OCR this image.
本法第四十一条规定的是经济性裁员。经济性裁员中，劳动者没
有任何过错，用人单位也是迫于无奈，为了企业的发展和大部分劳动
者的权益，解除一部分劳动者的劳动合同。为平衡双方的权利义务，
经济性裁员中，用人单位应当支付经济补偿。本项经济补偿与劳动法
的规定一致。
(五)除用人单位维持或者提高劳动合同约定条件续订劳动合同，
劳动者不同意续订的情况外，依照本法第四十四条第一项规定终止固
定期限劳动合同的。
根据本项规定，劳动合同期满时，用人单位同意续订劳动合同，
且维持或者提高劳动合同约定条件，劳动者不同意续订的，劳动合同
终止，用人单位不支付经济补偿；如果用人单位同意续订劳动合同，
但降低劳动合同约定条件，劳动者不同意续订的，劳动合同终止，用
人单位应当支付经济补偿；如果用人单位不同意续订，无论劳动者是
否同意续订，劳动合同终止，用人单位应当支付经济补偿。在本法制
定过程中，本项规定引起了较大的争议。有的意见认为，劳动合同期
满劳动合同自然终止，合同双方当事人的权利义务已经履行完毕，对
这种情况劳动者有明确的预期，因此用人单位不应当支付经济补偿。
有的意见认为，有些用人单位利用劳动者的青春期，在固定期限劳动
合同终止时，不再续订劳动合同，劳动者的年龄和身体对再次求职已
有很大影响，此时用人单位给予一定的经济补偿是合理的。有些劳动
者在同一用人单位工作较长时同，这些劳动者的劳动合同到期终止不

* * * * * * * * *

Goal: Please output the entries above, every line exactly as it reads.

Final result:
OCR this image.
本法第四十一条规定的是经济性裁员。经济性裁员中，劳动者没
有任何过错，用人单位也是迫于无奈，为了企业的发展和大部分劳动
者的权益，解除一部分劳动者的劳动合同。为平衡双方的权利义务，
经济性裁员中，用人单位应当支付经济补偿。本项经济补偿与劳动法
的规定一致。
(五)除用人单位维持或者提高劳动合同约定条件续订劳动合同，
劳动者不同意续订的情况外，依照本法第四十四条第一项规定终止固
定期限劳动合同的。
根据本项规定，劳动合同期满时，用人单位同意续订劳动合同，
且维持或者提高劳动合同约定条件，劳动者不同意续订的，劳动合同
终止，用人单位不支付经济补偿；如果用人单位同意续订劳动合同，
但降低劳动合同约定条件，劳动者不同意续订的，劳动合同终止，用
人单位应当支付经济补偿；如果用人单位不同意续订，无论劳动者是
否同意续订，劳动合同终止，用人单位应当支付经济补偿。在本法制
定过程中，本项规定引起了较大的争议。有的意见认为，劳动合同期
满劳动合同自然终止，合同双方当事人的权利义务已经履行完毕，对
这种情况劳动者有明确的预期，因此用人单位不应当支付经济补偿。
有的意见认为，有些用人单位利用劳动者的青春期，在固定期限劳动
合同终止时，不再续订劳动合同，劳动者的年龄和身体对再次求职已
有很大影响，此时用人单位给予一定的经济补偿是合理的。有些劳动
者在同一用人单位工作较长时同，这些劳动者的劳动合同到期终止不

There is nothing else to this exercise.